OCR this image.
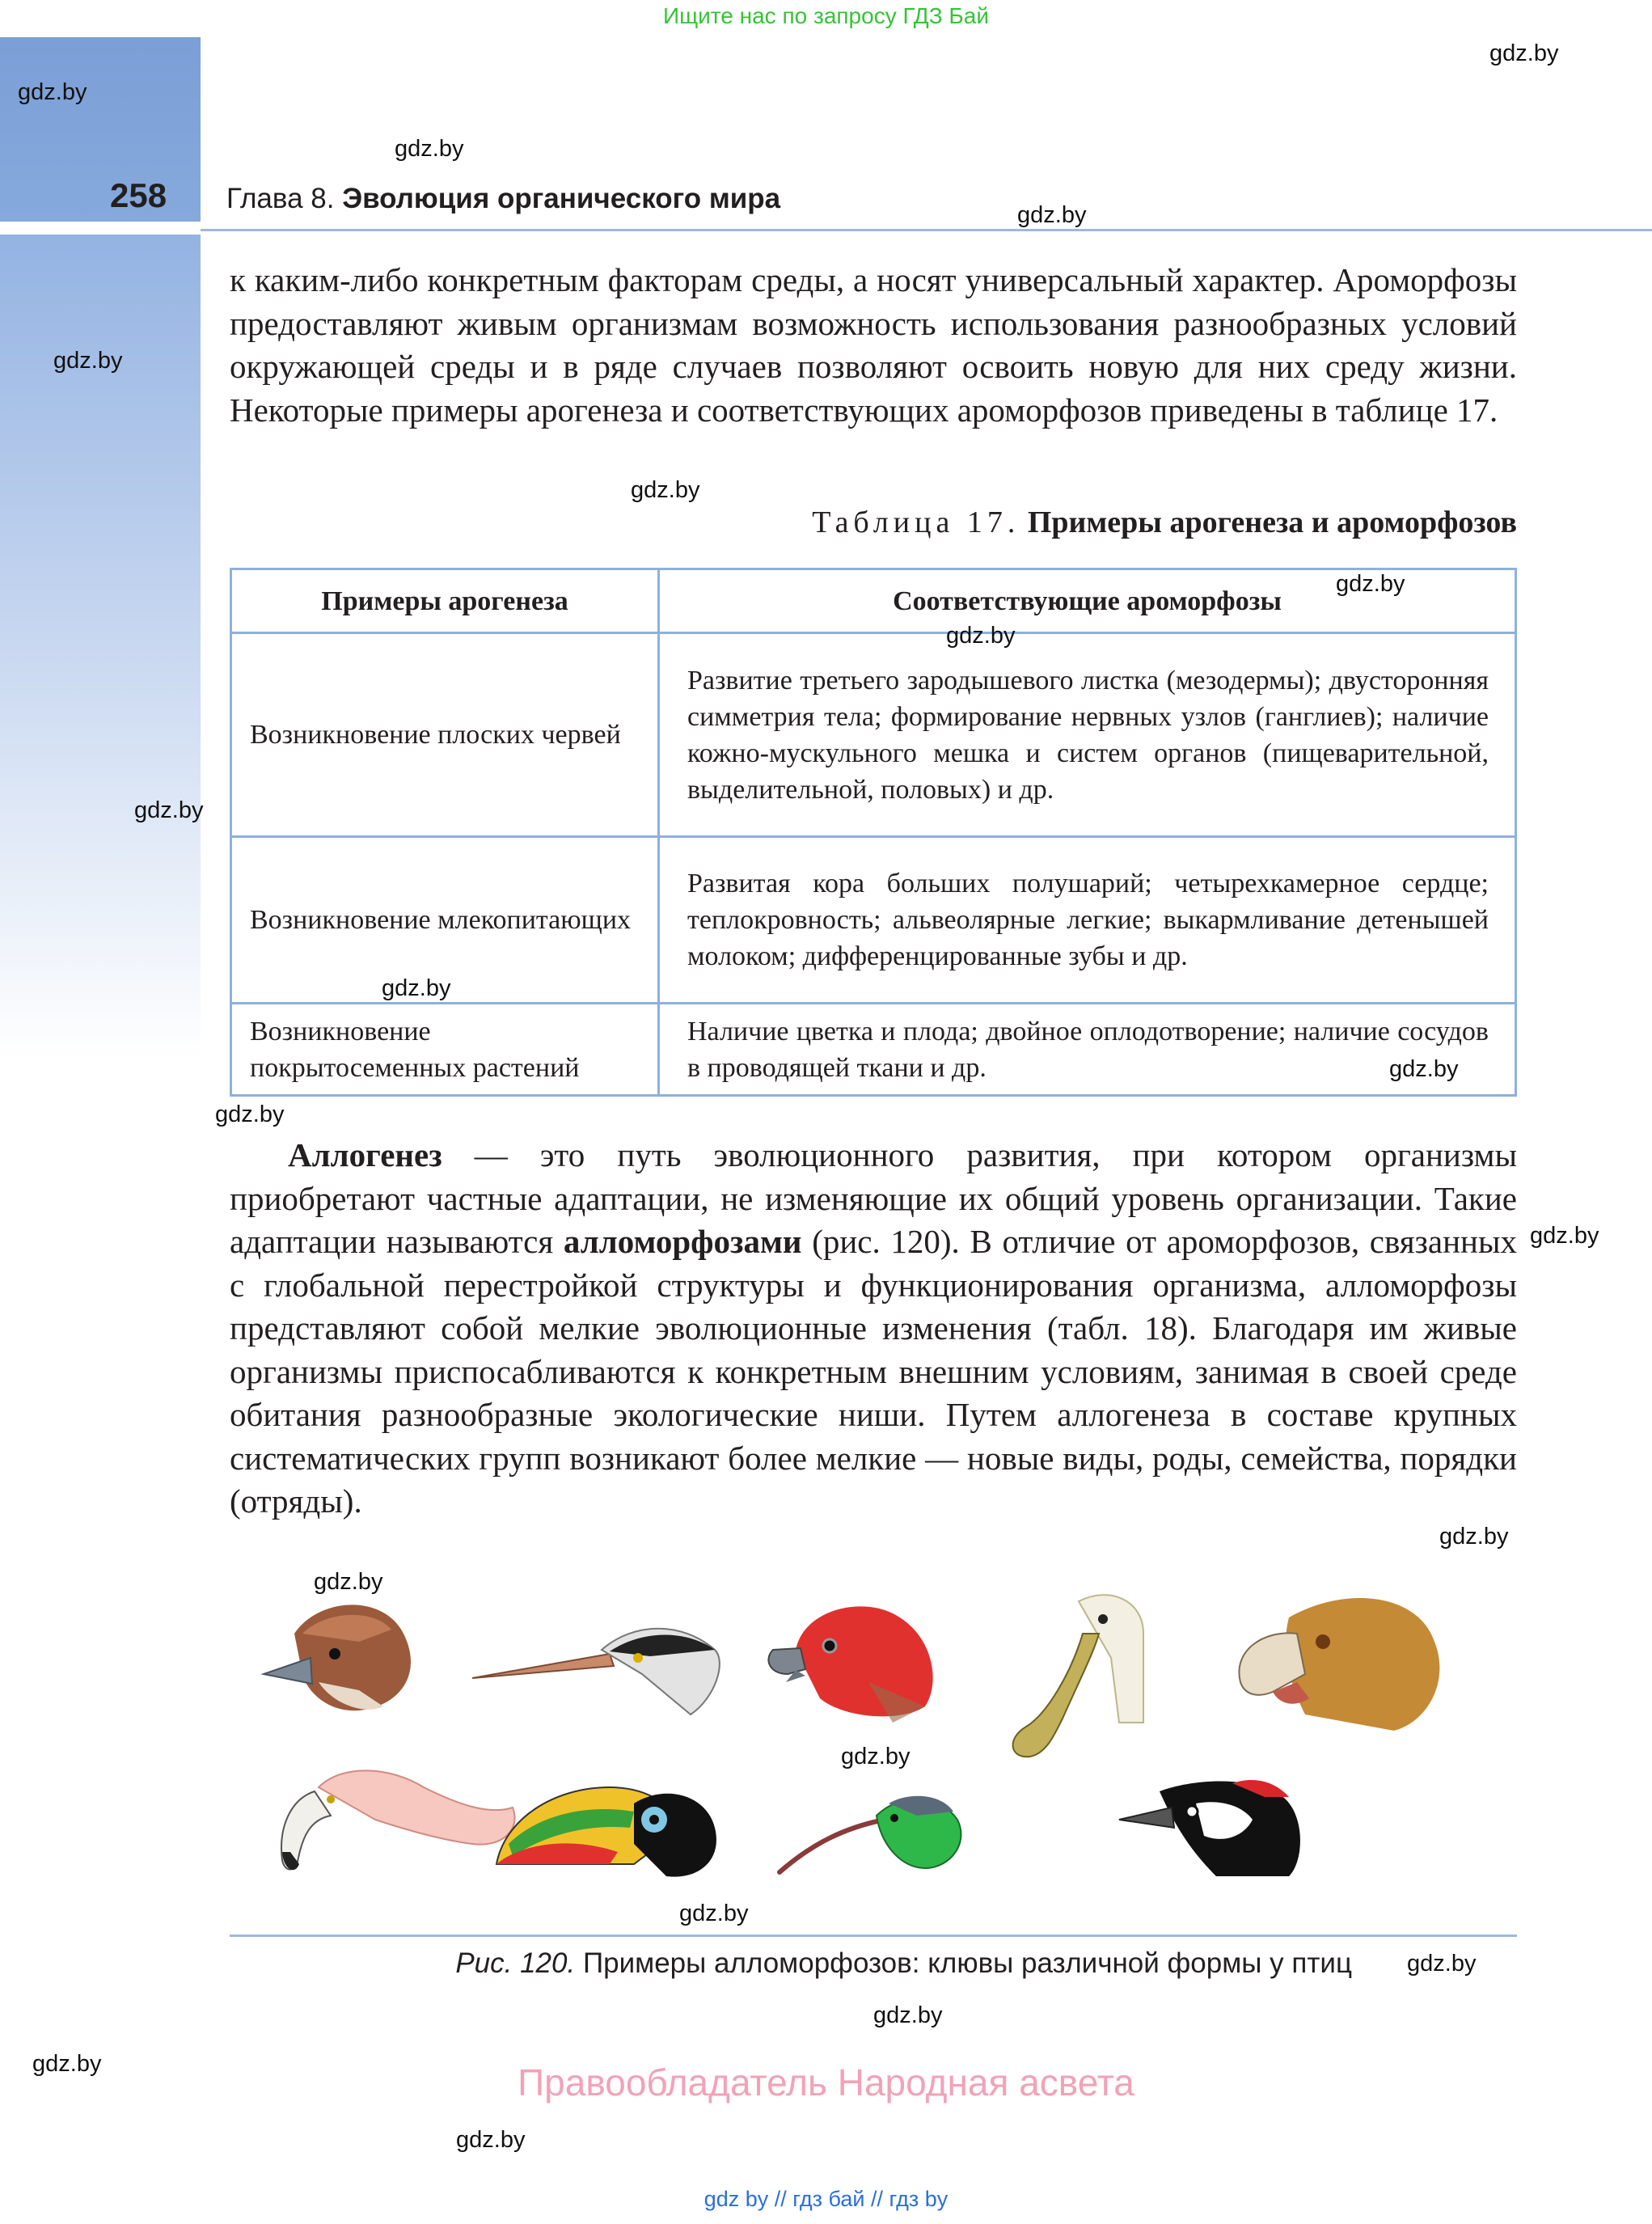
Ищите нас по запросу ГДЗ Бай
258 Глава 8. Эволюция органического мира

к каким-либо конкретным факторам среды, а носят универсальный характер. Ароморфозы предоставляют живым организмам возможность использования разнообразных условий окружающей среды и в ряде случаев позволяют освоить новую для них среду жизни. Некоторые примеры арогенеза и соответствующих ароморфозов приведены в таблице 17.

Таблица 17. Примеры арогенеза и ароморфозов
Примеры арогенеза	Соответствующие ароморфозы
Возникновение плоских червей	Развитие третьего зародышевого листка (мезодермы); двусторонняя симметрия тела; формирование нервных узлов (ганглиев); наличие кожно-мускульного мешка и систем органов (пищеварительной, выделительной, половых) и др.
Возникновение млекопитающих	Развитая кора больших полушарий; четырехкамерное сердце; теплокровность; альвеолярные легкие; выкармливание детенышей молоком; дифференцированные зубы и др.
Возникновение покрытосеменных растений	Наличие цветка и плода; двойное оплодотворение; наличие сосудов в проводящей ткани и др.

Аллогенез — это путь эволюционного развития, при котором организмы приобретают частные адаптации, не изменяющие их общий уровень организации. Такие адаптации называются алломорфозами (рис. 120). В отличие от ароморфозов, связанных с глобальной перестройкой структуры и функционирования организма, алломорфозы представляют собой мелкие эволюционные изменения (табл. 18). Благодаря им живые организмы приспосабливаются к конкретным внешним условиям, занимая в своей среде обитания разнообразные экологические ниши. Путем аллогенеза в составе крупных систематических групп возникают более мелкие — новые виды, роды, семейства, порядки (отряды).

Рис. 120. Примеры алломорфозов: клювы различной формы у птиц
Правообладатель Народная асвета
gdz by // гдз бай // гдз by
gdz.by
gdz.by
gdz.by
gdz.by
gdz.by
gdz.by
gdz.by
gdz.by
gdz.by
gdz.by
gdz.by
gdz.by
gdz.by
gdz.by
gdz.by
gdz.by
gdz.by
gdz.by
gdz.by
gdz.by
gdz.by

· · ·

• **TASK BRIEF**
From the entries above, return each line with the word "конкретным" in it.

• **SOLUTION FOR THIS EXERCISE**
к каким-либо конкретным факторам среды, а носят универсальный характер. Ароморфозы предоставляют живым организмам возможность использования разнообразных условий окружающей среды и в ряде случаев позволяют освоить новую для них среду жизни. Некоторые примеры арогенеза и соответствующих ароморфозов приведены в таблице 17.
Аллогенез — это путь эволюционного развития, при котором организмы приобретают частные адаптации, не изменяющие их общий уровень организации. Такие адаптации называются алломорфозами (рис. 120). В отличие от ароморфозов, связанных с глобальной перестройкой структуры и функционирования организма, алломорфозы представляют собой мелкие эволюционные изменения (табл. 18). Благодаря им живые организмы приспосабливаются к конкретным внешним условиям, занимая в своей среде обитания разнообразные экологические ниши. Путем аллогенеза в составе крупных систематических групп возникают более мелкие — новые виды, роды, семейства, порядки (отряды).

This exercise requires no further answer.